■ **Provided information**:
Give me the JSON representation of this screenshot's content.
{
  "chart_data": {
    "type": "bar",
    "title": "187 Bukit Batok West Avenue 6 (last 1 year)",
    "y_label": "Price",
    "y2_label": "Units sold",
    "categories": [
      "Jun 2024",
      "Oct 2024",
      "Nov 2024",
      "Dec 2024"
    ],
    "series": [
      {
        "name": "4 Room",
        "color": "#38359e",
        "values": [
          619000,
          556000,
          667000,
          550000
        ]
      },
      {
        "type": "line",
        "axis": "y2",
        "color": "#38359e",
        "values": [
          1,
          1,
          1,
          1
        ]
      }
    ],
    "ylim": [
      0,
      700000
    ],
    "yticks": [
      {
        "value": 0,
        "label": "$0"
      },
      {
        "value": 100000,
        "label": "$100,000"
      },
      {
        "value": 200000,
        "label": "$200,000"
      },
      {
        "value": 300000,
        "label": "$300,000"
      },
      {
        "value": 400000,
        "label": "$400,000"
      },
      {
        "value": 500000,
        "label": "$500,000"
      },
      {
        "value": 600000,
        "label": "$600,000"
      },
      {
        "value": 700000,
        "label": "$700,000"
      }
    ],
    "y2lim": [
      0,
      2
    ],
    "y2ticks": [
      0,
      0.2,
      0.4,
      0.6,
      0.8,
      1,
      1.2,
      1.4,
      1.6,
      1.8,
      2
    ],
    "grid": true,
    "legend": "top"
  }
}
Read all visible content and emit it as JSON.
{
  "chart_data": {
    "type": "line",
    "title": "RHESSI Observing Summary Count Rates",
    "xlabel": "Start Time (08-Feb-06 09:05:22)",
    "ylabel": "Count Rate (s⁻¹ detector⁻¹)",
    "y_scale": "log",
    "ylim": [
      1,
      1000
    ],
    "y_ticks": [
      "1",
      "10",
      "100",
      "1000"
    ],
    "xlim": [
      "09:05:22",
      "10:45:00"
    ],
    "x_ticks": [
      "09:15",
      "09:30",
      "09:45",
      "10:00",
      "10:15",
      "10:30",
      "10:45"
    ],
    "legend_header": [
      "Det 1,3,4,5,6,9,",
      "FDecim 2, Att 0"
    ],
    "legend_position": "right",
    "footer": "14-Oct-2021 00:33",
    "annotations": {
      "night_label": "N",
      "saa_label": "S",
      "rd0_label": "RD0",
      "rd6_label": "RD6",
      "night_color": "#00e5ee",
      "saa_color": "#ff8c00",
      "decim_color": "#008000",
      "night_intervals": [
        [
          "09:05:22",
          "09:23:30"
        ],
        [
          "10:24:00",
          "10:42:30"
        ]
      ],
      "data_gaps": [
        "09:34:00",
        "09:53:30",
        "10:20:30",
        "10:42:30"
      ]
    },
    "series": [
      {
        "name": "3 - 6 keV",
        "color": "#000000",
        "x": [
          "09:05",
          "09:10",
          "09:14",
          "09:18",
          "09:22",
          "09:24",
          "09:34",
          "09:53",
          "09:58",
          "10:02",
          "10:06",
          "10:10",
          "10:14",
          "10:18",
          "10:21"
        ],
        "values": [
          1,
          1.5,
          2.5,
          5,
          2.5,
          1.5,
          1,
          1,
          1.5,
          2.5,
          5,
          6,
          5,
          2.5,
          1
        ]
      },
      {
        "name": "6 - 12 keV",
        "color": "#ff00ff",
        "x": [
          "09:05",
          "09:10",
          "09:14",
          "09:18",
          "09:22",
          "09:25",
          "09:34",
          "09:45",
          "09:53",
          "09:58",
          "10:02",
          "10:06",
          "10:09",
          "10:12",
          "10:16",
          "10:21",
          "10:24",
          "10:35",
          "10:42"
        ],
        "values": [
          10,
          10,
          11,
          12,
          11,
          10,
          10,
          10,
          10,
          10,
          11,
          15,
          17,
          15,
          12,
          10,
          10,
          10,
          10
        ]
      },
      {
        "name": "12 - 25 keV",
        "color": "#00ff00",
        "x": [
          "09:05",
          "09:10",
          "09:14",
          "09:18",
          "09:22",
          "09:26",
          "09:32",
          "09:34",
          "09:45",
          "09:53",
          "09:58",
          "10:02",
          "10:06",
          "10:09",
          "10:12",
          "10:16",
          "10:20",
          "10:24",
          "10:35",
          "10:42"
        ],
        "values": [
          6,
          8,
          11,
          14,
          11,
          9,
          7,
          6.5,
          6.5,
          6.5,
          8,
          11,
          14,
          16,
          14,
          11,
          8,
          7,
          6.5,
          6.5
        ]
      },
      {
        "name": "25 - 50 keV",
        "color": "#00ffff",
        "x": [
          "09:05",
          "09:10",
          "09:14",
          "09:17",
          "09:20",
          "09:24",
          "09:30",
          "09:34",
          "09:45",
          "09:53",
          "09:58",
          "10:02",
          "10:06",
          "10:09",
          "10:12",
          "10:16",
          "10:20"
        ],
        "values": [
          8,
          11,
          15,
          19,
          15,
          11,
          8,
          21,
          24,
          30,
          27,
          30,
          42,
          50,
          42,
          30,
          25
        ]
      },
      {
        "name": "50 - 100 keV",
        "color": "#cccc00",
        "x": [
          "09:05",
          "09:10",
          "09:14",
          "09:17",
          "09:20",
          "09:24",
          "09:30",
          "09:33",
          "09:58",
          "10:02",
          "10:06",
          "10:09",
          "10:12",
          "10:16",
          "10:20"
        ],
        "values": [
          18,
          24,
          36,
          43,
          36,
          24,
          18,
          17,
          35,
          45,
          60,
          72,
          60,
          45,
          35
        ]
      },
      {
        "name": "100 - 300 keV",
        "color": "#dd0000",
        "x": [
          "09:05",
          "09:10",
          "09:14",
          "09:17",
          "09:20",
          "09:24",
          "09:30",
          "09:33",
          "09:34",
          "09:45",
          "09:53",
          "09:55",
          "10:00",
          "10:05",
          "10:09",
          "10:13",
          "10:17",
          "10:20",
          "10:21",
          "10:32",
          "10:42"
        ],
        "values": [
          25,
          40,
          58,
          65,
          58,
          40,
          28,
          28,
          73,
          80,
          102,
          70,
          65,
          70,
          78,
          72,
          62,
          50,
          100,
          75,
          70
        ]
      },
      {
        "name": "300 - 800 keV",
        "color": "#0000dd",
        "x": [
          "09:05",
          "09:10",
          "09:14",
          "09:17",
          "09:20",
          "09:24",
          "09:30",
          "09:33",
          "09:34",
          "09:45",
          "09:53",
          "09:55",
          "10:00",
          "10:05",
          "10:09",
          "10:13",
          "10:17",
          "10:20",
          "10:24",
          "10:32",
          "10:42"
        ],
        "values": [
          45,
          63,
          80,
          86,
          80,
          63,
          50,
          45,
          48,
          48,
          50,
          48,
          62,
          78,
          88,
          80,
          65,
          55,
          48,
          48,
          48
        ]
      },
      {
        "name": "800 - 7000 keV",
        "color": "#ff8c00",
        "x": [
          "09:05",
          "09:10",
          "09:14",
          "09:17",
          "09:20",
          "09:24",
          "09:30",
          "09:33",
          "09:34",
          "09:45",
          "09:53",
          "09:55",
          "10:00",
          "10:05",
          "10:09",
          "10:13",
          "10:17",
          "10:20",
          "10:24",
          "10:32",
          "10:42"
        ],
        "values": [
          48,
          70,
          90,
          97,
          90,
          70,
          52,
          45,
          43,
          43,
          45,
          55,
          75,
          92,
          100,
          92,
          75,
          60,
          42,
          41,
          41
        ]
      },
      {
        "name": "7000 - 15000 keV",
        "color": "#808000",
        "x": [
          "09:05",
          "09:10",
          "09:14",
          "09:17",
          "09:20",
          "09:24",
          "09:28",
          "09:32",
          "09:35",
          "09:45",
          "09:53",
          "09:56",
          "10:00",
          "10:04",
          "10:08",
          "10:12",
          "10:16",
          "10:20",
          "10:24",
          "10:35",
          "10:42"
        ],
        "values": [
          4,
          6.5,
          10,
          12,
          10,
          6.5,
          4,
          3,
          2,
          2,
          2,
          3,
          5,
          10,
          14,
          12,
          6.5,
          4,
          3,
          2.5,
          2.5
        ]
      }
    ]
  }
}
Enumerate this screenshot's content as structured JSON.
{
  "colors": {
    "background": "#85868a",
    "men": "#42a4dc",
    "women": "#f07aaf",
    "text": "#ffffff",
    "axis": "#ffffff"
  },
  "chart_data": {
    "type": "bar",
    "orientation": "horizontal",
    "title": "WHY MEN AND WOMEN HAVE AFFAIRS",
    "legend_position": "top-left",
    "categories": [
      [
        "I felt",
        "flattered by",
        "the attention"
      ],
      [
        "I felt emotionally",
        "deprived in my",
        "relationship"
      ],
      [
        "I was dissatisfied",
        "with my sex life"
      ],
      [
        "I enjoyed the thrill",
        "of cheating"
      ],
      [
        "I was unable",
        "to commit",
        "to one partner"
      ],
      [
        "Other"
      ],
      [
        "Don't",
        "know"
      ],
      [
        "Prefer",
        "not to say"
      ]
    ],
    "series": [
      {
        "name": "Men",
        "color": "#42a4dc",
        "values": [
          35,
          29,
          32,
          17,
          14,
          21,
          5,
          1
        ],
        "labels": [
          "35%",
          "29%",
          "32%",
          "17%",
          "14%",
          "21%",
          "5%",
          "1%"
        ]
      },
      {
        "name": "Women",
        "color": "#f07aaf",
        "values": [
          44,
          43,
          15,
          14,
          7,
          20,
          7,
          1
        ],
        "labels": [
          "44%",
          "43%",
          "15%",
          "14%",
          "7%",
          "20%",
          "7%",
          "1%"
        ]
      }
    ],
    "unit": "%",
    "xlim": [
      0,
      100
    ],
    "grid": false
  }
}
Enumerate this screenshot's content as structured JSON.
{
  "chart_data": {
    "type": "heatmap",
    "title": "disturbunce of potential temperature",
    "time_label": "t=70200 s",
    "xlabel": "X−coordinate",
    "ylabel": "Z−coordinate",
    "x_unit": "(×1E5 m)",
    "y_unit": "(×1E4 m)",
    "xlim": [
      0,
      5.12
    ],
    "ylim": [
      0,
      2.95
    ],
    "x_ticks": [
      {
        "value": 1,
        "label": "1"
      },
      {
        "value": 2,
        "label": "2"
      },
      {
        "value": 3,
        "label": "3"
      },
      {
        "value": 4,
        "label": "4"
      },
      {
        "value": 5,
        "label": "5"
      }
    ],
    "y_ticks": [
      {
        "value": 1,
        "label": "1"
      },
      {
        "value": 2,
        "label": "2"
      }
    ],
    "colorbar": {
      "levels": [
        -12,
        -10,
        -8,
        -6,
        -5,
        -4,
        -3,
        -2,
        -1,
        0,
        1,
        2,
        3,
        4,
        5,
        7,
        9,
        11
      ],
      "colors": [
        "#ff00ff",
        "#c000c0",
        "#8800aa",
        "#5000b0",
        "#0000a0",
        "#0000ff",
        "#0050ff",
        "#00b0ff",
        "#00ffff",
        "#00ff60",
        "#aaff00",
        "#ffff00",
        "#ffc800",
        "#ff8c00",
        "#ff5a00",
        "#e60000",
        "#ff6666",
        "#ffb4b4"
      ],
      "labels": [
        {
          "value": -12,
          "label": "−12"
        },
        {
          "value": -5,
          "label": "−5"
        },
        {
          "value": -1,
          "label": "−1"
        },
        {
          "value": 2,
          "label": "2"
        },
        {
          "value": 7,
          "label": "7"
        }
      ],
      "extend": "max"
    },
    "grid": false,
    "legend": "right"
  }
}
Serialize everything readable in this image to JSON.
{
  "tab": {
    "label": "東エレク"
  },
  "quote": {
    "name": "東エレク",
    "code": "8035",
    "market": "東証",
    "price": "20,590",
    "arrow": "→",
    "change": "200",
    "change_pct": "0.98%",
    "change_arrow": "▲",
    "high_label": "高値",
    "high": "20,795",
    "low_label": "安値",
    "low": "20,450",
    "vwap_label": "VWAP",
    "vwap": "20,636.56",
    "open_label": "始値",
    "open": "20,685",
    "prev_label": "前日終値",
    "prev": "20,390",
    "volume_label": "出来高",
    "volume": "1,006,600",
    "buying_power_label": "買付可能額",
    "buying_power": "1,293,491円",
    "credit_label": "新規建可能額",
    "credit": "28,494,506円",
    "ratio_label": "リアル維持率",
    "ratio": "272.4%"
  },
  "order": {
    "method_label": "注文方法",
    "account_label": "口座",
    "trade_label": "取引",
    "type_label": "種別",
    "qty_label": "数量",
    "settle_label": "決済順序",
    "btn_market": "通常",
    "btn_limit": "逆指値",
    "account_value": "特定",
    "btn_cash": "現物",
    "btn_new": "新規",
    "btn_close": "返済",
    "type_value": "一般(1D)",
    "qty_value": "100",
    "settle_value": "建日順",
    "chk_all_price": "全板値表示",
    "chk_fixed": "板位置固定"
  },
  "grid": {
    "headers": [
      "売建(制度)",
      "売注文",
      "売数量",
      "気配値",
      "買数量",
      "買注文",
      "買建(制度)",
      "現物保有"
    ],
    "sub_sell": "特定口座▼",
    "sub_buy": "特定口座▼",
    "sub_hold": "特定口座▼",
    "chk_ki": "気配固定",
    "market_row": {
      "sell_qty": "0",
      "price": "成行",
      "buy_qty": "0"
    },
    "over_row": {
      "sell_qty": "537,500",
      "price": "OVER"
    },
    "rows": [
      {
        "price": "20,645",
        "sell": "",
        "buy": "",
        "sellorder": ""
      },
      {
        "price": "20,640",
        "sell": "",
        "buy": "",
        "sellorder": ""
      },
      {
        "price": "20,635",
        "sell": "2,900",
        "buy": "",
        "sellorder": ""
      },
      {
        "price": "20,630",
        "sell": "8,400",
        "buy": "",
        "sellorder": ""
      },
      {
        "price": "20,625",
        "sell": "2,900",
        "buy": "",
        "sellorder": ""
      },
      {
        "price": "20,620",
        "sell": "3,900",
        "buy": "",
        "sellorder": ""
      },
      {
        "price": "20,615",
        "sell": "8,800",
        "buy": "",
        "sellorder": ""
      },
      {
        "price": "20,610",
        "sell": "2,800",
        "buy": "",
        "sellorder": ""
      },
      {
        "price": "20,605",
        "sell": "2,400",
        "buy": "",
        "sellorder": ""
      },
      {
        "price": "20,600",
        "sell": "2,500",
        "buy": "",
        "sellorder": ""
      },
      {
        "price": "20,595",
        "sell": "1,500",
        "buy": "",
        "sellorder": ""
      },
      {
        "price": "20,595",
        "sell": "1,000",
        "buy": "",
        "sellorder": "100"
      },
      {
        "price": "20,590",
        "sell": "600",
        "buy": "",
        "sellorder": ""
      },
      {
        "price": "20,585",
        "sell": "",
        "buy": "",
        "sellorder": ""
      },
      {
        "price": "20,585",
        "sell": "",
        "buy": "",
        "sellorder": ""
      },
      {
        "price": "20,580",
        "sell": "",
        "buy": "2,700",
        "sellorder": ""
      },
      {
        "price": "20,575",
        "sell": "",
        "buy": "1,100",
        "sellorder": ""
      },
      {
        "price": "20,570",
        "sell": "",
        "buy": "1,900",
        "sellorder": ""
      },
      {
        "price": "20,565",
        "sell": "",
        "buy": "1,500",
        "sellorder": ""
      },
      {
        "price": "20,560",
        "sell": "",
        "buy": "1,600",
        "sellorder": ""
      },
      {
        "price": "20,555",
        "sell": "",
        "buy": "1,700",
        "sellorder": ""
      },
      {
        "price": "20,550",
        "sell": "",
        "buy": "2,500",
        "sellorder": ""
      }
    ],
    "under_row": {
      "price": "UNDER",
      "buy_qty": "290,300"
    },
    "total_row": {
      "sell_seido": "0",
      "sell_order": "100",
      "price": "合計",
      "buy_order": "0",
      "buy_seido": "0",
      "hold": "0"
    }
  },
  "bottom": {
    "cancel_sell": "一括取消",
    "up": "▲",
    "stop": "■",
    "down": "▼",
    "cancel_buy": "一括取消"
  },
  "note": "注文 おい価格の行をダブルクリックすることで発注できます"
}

■ **Your task**: Above are the records. Copy every line in them holding "right".

■ **Correct output**:
    "legend_position": "right",
    "legend": "right"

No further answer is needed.